[EXERCISE GOAL]: Find how many lines hold the word "title" and give that number only.

┌─ DATA FOR THE TASK

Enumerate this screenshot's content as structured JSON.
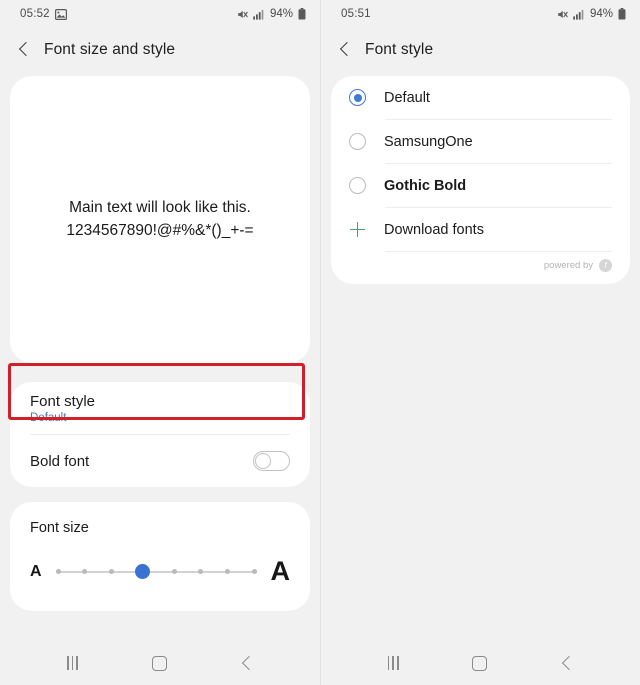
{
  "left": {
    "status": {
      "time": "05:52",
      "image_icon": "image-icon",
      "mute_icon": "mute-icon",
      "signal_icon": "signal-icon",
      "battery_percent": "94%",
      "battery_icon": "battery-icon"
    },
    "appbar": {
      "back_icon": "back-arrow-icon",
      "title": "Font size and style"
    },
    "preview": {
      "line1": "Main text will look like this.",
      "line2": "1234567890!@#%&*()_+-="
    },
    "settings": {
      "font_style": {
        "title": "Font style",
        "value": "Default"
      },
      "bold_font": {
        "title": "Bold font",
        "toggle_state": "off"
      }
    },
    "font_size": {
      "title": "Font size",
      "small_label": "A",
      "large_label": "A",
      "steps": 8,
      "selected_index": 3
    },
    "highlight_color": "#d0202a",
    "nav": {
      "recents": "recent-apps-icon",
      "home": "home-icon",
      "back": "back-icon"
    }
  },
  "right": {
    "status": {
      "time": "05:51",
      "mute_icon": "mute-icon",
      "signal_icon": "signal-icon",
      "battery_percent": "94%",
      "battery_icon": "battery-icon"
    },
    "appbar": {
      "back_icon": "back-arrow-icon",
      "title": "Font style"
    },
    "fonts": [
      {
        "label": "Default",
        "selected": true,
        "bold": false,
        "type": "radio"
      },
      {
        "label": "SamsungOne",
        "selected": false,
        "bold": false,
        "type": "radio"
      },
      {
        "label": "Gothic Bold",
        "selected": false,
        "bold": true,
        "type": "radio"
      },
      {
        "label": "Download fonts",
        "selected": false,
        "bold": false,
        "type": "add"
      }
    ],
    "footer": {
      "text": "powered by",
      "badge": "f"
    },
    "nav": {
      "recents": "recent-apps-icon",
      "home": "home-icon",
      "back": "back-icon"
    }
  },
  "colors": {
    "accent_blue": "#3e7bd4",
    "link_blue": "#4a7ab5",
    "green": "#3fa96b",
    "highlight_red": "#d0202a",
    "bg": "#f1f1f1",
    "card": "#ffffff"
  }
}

└─

[SOLUTION FOR THIS PROBLEM]: 5